++++ Data supplied
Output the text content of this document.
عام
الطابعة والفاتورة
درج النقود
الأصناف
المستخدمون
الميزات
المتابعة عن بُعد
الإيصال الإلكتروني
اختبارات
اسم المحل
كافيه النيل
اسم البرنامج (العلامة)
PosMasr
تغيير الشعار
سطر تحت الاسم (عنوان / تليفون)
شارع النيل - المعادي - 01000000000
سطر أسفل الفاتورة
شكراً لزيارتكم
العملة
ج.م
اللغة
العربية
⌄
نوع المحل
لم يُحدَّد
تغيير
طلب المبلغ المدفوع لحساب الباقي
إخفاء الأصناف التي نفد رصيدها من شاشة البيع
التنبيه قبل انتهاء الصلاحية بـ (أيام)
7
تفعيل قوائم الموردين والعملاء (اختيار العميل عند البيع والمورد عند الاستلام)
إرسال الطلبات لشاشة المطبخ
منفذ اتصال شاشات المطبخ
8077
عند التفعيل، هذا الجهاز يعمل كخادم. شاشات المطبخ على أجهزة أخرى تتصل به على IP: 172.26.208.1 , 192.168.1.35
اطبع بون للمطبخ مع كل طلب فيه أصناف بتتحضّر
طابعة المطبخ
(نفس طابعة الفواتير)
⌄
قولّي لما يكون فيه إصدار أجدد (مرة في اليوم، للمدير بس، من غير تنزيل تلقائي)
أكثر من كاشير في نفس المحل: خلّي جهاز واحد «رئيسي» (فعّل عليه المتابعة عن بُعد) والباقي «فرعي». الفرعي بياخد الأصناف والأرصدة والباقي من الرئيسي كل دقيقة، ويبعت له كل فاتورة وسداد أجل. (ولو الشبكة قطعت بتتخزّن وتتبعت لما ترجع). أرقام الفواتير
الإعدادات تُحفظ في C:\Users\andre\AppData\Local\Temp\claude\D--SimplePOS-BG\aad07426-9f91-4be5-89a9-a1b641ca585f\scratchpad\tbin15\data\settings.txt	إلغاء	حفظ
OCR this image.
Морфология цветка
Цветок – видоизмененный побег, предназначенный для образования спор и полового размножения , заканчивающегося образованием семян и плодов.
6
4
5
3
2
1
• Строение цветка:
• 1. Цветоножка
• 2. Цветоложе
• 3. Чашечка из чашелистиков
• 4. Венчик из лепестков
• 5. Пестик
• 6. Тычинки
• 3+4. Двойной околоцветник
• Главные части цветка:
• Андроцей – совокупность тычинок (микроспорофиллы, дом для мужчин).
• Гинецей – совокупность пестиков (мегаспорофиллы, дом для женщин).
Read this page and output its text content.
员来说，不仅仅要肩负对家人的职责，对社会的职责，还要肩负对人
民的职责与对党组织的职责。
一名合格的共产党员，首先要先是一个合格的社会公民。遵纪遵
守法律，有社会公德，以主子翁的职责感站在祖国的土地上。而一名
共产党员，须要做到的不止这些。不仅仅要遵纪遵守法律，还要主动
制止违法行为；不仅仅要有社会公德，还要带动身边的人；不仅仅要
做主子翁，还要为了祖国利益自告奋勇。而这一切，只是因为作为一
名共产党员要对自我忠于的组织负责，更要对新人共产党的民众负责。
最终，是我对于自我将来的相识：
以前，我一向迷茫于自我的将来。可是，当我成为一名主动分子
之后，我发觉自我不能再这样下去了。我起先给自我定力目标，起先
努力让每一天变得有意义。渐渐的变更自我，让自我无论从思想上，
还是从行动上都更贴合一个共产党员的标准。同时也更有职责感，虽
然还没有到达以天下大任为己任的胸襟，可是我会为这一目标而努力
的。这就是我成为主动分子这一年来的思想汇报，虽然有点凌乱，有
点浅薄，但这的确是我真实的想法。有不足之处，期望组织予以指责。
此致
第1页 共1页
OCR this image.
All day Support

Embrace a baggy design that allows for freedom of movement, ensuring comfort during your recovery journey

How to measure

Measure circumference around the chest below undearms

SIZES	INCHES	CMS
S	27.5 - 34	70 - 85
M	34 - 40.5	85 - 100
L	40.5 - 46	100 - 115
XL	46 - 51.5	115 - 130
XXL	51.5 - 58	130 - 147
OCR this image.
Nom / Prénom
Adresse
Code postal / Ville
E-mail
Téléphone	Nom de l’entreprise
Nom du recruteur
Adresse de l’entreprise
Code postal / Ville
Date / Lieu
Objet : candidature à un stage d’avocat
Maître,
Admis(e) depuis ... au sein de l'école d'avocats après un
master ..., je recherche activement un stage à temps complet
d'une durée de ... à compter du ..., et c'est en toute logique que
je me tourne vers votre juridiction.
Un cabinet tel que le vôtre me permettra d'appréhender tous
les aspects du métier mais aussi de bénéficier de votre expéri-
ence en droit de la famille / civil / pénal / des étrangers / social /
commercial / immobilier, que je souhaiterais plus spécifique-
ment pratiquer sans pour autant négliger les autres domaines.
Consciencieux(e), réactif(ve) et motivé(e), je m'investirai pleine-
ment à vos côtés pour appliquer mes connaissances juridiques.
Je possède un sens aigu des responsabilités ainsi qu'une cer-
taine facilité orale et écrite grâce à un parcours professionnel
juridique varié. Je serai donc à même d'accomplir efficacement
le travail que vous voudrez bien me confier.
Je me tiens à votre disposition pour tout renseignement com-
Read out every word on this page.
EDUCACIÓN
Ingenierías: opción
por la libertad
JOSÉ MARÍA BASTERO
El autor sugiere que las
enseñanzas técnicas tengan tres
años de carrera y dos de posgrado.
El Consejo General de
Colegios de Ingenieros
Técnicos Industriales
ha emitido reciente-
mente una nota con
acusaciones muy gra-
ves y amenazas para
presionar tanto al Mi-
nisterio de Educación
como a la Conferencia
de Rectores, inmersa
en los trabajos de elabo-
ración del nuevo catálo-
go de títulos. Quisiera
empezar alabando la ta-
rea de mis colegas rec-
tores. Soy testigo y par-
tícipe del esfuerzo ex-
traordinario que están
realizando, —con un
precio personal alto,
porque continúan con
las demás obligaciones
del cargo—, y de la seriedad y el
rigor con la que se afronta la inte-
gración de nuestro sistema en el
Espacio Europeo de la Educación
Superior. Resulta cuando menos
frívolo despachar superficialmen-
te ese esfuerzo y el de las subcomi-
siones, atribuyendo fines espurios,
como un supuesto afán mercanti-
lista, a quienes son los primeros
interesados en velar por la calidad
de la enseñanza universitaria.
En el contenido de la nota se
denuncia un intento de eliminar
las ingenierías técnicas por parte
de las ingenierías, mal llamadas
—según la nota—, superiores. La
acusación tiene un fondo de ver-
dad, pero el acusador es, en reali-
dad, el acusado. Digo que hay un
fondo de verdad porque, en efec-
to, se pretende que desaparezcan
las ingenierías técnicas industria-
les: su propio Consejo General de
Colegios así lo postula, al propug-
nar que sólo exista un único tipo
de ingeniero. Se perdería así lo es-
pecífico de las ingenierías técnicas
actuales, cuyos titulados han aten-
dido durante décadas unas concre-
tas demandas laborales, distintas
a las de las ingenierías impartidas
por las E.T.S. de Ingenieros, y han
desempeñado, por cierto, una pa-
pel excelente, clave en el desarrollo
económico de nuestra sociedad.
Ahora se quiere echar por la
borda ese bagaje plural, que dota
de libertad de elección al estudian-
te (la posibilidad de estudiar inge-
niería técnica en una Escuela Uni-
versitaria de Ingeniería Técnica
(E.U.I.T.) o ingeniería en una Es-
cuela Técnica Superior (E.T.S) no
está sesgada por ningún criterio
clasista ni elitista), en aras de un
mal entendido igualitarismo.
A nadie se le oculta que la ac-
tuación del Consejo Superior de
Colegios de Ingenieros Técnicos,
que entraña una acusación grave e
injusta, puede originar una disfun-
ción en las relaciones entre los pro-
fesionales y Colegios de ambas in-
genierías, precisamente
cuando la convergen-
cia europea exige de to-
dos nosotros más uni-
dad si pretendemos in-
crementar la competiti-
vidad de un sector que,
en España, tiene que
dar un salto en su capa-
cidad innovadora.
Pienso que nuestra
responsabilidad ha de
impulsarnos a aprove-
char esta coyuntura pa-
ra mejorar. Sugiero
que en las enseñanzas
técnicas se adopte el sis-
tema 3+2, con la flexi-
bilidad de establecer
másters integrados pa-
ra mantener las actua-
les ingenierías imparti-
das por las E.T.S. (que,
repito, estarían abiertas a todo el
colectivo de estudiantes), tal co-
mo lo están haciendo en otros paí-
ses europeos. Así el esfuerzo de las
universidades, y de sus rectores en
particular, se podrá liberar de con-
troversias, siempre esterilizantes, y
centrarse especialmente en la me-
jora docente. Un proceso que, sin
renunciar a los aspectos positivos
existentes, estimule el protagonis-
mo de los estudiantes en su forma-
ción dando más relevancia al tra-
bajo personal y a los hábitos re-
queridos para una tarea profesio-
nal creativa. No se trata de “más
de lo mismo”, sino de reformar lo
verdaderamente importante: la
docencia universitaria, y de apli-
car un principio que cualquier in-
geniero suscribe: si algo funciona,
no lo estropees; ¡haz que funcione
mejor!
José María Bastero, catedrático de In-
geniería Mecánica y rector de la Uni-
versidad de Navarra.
++++++++
▸ Exercise task: Copy each line that contains the word "stage".

▸ Answer to the task:
Objet : candidature à un stage d’avocat
master ..., je recherche activement un stage à temps complet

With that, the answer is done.